Will you write out the data exactly, excluding every picture?

** Start of MATERIAL PROVIDED **

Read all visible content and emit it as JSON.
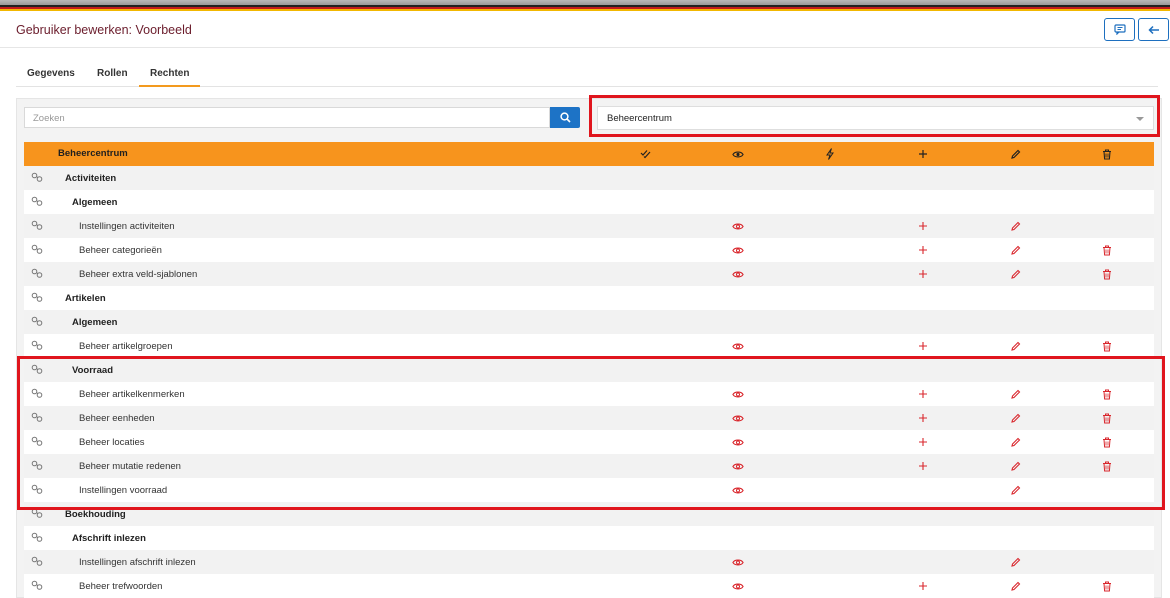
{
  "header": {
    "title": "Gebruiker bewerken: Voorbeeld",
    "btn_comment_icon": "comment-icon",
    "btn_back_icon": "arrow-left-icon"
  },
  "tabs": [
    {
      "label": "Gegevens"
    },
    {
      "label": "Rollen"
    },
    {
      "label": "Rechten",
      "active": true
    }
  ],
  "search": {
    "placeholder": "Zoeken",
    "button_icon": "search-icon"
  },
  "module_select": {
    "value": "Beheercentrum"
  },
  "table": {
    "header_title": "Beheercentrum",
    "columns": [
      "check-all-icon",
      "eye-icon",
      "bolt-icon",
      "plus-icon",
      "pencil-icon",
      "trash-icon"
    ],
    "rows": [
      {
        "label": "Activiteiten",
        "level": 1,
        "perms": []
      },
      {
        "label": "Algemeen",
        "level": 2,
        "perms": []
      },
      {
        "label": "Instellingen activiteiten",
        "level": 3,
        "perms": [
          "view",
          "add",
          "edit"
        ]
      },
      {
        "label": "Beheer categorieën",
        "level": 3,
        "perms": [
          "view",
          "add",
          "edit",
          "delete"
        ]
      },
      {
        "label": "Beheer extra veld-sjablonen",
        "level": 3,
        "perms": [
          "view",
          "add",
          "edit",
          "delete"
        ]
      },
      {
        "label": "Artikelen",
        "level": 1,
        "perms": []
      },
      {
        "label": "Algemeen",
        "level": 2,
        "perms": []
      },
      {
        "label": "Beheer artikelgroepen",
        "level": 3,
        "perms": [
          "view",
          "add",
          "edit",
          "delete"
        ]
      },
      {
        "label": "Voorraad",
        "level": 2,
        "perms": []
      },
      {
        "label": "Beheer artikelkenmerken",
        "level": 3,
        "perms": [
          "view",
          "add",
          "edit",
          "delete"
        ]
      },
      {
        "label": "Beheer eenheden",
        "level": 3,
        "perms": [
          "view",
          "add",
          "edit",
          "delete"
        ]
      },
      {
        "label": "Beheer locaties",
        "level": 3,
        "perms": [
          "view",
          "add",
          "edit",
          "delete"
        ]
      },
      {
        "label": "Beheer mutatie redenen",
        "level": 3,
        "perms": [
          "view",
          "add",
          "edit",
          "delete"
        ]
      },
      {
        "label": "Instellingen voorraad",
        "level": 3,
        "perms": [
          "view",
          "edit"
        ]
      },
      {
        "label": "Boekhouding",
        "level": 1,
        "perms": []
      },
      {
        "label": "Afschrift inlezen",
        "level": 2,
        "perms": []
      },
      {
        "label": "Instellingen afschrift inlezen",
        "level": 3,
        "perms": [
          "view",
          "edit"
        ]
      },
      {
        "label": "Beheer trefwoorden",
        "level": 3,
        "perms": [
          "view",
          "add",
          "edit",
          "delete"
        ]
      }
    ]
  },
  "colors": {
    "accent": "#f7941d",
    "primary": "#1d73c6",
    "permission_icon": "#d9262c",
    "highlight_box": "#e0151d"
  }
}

** End of MATERIAL PROVIDED **

REPLY TO THE EXERCISE:
Read all visible content and emit it as JSON.
{
  "header": {
    "title": "Gebruiker bewerken: Voorbeeld",
    "btn_comment_icon": "comment-icon",
    "btn_back_icon": "arrow-left-icon"
  },
  "tabs": [
    {
      "label": "Gegevens"
    },
    {
      "label": "Rollen"
    },
    {
      "label": "Rechten",
      "active": true
    }
  ],
  "search": {
    "placeholder": "Zoeken",
    "button_icon": "search-icon"
  },
  "module_select": {
    "value": "Beheercentrum"
  },
  "table": {
    "header_title": "Beheercentrum",
    "columns": [
      "check-all-icon",
      "eye-icon",
      "bolt-icon",
      "plus-icon",
      "pencil-icon",
      "trash-icon"
    ],
    "rows": [
      {
        "label": "Activiteiten",
        "level": 1,
        "perms": []
      },
      {
        "label": "Algemeen",
        "level": 2,
        "perms": []
      },
      {
        "label": "Instellingen activiteiten",
        "level": 3,
        "perms": [
          "view",
          "add",
          "edit"
        ]
      },
      {
        "label": "Beheer categorieën",
        "level": 3,
        "perms": [
          "view",
          "add",
          "edit",
          "delete"
        ]
      },
      {
        "label": "Beheer extra veld-sjablonen",
        "level": 3,
        "perms": [
          "view",
          "add",
          "edit",
          "delete"
        ]
      },
      {
        "label": "Artikelen",
        "level": 1,
        "perms": []
      },
      {
        "label": "Algemeen",
        "level": 2,
        "perms": []
      },
      {
        "label": "Beheer artikelgroepen",
        "level": 3,
        "perms": [
          "view",
          "add",
          "edit",
          "delete"
        ]
      },
      {
        "label": "Voorraad",
        "level": 2,
        "perms": []
      },
      {
        "label": "Beheer artikelkenmerken",
        "level": 3,
        "perms": [
          "view",
          "add",
          "edit",
          "delete"
        ]
      },
      {
        "label": "Beheer eenheden",
        "level": 3,
        "perms": [
          "view",
          "add",
          "edit",
          "delete"
        ]
      },
      {
        "label": "Beheer locaties",
        "level": 3,
        "perms": [
          "view",
          "add",
          "edit",
          "delete"
        ]
      },
      {
        "label": "Beheer mutatie redenen",
        "level": 3,
        "perms": [
          "view",
          "add",
          "edit",
          "delete"
        ]
      },
      {
        "label": "Instellingen voorraad",
        "level": 3,
        "perms": [
          "view",
          "edit"
        ]
      },
      {
        "label": "Boekhouding",
        "level": 1,
        "perms": []
      },
      {
        "label": "Afschrift inlezen",
        "level": 2,
        "perms": []
      },
      {
        "label": "Instellingen afschrift inlezen",
        "level": 3,
        "perms": [
          "view",
          "edit"
        ]
      },
      {
        "label": "Beheer trefwoorden",
        "level": 3,
        "perms": [
          "view",
          "add",
          "edit",
          "delete"
        ]
      }
    ]
  },
  "colors": {
    "accent": "#f7941d",
    "primary": "#1d73c6",
    "permission_icon": "#d9262c",
    "highlight_box": "#e0151d"
  }
}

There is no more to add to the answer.